Dataset records:
◇ ◇ ◇ ◇ ◇ ◇ ◇
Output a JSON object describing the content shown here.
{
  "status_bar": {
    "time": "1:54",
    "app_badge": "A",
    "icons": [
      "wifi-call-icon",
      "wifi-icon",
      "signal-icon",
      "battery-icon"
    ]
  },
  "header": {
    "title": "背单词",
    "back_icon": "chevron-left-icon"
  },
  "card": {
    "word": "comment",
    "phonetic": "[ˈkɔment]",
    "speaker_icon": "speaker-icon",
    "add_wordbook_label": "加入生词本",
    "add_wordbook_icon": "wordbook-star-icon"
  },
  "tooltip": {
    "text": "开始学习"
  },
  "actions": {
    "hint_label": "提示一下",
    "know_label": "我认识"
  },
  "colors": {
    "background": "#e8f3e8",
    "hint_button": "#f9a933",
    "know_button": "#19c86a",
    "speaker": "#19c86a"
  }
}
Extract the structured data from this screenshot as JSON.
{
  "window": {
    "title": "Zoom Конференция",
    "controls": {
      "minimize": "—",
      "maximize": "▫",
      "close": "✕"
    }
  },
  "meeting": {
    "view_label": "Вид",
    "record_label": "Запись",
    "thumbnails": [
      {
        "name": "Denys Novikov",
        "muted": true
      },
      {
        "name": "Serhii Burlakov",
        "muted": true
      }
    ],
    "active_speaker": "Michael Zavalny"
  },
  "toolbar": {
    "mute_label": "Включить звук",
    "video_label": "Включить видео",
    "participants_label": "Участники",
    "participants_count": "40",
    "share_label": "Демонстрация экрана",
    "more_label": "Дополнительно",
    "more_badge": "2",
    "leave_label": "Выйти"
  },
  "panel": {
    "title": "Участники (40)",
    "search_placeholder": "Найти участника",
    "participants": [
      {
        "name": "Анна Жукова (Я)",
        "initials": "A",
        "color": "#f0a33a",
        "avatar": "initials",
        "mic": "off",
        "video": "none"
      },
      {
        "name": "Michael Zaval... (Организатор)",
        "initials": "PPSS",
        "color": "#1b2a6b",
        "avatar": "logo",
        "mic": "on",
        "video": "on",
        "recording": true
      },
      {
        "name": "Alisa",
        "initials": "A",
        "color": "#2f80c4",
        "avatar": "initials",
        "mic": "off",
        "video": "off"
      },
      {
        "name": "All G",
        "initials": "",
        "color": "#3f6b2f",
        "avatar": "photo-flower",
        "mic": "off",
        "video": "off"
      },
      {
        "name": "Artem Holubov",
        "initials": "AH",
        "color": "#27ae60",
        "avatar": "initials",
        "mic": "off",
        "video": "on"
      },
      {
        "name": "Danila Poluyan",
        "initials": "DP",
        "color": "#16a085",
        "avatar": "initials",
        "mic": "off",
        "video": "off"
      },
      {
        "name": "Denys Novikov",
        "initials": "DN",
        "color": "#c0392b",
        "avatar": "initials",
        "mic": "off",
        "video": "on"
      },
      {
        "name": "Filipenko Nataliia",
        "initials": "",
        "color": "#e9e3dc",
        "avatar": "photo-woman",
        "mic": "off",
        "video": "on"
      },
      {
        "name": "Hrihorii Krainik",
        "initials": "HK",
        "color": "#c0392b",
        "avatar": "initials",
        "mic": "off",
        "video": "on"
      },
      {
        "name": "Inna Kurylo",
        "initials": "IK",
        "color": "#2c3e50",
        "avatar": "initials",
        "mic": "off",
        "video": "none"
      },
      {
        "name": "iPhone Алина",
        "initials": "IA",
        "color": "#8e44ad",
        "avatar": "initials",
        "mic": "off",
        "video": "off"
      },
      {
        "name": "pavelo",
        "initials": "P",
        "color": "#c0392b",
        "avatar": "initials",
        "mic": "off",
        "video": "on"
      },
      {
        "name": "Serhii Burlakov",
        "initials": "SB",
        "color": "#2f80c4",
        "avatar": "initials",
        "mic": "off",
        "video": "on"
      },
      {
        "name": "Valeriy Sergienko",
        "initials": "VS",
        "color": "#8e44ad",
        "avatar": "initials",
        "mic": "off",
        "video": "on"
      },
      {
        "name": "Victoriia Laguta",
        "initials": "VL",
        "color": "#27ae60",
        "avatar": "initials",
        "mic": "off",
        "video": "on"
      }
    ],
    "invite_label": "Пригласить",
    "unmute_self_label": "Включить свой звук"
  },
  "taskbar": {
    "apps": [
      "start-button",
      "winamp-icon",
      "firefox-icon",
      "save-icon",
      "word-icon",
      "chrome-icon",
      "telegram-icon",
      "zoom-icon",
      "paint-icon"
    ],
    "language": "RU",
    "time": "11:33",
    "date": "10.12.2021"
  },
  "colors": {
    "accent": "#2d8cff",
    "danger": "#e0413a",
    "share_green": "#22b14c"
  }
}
◇ ◇ ◇ ◇ ◇ ◇ ◇
_WHAT YOU WILL DO_.
List the lines that contain the word "photo".

_REPLY_.
        "avatar": "photo-flower",
        "avatar": "photo-woman",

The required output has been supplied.